#### What the task asks
Lift out all lines below that contain "Миколаївна".

═════ Input for this task

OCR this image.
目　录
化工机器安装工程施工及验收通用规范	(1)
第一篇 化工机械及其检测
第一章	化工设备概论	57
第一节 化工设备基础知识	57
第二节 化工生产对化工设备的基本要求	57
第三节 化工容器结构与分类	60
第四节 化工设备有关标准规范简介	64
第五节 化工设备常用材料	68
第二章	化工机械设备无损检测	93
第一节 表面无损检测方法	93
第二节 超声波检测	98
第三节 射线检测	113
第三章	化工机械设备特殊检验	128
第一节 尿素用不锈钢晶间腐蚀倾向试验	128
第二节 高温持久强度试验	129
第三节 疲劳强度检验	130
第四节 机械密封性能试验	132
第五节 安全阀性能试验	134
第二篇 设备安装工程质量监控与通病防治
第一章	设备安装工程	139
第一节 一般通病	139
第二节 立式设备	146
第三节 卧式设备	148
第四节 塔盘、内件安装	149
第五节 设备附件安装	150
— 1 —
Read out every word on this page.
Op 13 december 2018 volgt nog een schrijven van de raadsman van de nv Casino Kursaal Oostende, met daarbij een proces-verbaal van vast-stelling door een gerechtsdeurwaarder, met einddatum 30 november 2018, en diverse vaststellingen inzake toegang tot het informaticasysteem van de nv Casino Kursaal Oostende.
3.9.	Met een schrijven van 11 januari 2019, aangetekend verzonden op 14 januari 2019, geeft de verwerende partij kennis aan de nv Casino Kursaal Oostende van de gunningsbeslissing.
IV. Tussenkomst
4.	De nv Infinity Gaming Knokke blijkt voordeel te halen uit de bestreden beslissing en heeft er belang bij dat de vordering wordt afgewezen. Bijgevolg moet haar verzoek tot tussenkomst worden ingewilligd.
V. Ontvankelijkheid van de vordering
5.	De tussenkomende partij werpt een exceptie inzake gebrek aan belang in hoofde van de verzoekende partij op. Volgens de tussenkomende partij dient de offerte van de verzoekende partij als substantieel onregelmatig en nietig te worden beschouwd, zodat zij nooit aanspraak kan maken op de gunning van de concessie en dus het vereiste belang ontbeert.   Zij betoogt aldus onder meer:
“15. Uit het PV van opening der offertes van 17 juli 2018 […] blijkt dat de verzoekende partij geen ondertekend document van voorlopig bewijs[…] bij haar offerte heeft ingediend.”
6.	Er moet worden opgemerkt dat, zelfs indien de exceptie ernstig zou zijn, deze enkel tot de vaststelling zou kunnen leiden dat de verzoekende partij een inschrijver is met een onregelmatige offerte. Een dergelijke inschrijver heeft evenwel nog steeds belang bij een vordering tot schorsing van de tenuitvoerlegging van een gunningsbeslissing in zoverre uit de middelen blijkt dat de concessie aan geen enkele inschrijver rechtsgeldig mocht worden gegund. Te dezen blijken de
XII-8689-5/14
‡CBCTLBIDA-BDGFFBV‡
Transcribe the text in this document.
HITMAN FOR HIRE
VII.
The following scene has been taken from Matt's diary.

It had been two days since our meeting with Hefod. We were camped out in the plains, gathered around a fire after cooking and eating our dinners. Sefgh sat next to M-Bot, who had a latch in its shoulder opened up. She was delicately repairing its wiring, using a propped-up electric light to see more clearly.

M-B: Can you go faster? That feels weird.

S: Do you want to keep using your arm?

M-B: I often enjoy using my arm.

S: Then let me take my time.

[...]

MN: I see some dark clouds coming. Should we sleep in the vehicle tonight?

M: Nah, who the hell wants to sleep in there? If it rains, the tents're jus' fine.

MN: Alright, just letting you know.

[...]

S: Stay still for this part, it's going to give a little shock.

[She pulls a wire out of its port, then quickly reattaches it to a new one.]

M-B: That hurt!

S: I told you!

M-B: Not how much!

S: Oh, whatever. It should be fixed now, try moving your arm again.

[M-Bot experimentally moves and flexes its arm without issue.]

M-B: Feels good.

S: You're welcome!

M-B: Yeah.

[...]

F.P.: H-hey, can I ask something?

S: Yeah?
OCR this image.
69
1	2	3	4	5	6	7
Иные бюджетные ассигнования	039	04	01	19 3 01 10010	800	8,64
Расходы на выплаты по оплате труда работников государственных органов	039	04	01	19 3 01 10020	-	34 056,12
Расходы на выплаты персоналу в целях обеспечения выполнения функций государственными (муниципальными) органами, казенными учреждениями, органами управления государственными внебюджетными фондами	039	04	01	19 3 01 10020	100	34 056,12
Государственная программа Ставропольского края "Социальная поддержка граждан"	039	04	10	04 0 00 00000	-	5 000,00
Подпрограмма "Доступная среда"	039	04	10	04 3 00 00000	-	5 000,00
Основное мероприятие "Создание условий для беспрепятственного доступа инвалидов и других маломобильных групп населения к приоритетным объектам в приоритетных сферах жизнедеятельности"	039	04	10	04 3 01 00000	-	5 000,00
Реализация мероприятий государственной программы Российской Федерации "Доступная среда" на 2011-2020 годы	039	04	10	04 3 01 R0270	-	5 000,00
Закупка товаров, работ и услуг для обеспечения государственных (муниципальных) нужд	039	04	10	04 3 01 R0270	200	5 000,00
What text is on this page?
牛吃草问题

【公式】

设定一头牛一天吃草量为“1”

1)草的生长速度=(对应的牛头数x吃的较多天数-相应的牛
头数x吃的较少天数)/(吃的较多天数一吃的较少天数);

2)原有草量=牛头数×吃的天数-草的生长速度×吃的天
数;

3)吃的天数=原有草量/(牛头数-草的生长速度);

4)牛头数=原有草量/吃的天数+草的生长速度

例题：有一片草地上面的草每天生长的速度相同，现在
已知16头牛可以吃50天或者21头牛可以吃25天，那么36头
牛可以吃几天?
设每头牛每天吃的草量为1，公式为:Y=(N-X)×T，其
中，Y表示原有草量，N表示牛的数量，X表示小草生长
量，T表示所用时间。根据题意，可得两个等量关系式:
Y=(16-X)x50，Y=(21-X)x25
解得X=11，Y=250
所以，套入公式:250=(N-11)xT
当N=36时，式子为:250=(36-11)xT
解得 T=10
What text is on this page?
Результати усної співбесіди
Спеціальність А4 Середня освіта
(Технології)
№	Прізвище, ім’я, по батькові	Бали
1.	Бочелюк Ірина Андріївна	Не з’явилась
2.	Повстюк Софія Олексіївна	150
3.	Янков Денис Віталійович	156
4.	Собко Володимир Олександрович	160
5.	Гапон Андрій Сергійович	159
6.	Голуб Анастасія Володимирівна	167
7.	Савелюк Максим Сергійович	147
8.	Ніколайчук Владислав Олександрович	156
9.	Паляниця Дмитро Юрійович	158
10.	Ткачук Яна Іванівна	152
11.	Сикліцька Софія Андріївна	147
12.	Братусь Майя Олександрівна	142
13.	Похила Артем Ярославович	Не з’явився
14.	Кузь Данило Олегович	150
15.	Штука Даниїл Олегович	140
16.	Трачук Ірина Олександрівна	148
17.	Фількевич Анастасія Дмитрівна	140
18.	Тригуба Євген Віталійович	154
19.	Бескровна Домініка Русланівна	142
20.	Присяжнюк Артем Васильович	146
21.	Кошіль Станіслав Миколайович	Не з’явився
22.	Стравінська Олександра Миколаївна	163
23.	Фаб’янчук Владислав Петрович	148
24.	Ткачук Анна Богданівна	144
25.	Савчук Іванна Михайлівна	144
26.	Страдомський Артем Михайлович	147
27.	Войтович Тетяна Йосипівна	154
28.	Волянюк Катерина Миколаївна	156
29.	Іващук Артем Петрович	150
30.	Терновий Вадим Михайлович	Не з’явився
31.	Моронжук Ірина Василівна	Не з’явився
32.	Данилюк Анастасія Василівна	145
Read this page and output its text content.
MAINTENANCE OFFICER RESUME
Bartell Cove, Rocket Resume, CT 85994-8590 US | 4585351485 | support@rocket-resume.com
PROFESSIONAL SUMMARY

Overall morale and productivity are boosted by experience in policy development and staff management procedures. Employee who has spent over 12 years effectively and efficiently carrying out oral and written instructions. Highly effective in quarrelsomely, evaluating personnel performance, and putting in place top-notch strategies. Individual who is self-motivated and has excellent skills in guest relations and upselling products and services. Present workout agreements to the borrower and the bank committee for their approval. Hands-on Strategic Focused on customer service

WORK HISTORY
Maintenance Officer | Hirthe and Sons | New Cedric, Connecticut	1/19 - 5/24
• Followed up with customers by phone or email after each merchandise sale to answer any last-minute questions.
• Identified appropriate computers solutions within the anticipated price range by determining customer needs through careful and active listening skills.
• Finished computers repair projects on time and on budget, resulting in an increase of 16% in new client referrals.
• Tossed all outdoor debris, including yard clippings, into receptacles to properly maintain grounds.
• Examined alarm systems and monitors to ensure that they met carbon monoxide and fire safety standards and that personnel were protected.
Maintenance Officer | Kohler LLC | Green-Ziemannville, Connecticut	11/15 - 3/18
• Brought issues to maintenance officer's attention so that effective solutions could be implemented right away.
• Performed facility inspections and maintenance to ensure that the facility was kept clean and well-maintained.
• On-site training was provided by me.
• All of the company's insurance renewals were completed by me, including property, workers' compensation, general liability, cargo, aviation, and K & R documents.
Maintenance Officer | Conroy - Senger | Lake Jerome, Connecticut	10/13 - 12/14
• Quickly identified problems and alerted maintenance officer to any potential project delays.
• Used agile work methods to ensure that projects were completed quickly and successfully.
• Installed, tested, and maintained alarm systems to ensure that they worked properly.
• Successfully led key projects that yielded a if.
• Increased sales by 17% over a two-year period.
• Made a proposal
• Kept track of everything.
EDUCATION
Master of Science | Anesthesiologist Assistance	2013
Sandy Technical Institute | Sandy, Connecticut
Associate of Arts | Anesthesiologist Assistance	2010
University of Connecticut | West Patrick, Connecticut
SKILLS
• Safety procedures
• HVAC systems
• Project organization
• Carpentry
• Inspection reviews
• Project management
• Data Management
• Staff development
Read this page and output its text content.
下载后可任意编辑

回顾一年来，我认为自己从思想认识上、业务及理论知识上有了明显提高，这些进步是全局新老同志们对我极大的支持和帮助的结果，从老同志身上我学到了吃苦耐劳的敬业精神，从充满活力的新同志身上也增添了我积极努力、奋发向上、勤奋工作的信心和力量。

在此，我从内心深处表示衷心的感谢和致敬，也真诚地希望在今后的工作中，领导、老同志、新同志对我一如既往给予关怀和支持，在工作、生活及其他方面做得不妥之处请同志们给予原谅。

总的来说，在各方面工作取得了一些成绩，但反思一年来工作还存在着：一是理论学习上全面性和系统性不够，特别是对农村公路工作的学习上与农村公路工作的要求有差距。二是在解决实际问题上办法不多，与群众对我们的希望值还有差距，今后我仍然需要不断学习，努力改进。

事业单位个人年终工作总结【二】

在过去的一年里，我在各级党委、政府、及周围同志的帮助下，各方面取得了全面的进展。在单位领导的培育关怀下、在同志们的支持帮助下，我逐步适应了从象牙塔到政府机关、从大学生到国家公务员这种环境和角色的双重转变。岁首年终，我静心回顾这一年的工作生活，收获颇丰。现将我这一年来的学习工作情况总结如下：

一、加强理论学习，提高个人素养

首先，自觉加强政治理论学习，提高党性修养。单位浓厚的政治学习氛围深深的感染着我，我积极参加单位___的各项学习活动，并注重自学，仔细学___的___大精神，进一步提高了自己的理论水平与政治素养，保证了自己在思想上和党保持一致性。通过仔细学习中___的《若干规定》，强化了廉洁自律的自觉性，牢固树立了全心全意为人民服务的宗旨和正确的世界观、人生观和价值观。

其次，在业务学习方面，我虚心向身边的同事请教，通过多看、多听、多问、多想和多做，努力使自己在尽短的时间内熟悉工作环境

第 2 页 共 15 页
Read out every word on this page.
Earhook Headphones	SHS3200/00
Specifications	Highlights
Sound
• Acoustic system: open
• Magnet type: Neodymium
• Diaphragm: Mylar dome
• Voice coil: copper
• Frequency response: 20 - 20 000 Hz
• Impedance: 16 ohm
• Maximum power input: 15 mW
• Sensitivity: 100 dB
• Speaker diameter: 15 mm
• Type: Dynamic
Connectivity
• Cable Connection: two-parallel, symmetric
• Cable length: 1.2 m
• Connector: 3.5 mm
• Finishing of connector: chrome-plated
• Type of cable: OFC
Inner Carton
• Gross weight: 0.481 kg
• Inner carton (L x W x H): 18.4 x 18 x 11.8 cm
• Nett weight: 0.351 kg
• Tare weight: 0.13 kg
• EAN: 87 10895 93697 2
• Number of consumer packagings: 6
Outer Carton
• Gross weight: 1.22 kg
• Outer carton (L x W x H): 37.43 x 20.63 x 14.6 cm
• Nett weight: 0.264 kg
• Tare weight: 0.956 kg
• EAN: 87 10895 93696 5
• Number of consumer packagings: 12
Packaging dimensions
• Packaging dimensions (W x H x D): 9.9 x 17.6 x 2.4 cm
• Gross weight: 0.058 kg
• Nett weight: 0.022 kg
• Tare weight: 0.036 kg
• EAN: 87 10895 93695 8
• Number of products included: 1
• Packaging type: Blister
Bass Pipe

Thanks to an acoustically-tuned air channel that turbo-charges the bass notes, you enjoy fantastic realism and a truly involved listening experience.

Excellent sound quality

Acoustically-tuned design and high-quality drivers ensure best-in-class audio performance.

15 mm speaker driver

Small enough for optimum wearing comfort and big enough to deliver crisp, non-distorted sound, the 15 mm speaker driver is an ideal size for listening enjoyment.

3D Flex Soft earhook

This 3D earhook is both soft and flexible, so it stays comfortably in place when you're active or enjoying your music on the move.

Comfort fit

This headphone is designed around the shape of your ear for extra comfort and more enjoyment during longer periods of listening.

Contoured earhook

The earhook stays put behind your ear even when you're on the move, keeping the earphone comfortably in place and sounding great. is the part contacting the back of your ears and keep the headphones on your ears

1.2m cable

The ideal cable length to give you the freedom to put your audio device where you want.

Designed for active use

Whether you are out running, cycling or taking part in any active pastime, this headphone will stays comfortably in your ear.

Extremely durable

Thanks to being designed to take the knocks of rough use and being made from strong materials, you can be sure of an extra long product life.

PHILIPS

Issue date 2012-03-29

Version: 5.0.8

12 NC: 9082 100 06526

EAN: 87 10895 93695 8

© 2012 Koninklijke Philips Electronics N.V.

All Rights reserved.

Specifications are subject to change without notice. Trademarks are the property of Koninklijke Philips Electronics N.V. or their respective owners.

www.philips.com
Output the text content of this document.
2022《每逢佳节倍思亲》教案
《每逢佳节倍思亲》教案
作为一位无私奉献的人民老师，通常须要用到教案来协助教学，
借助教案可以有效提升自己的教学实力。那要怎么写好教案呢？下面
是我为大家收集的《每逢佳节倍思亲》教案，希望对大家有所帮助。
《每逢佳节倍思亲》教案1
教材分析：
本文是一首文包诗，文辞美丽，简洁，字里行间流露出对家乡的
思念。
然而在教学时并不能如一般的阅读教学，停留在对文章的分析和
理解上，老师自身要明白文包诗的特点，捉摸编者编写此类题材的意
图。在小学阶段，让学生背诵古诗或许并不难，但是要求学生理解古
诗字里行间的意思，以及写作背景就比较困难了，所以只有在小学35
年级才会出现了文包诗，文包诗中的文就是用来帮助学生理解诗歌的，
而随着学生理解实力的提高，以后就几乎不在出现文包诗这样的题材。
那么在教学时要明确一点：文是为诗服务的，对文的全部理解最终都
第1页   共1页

══════════

#### Task solution
22.	Стравінська Олександра Миколаївна	163
28.	Волянюк Катерина Миколаївна	156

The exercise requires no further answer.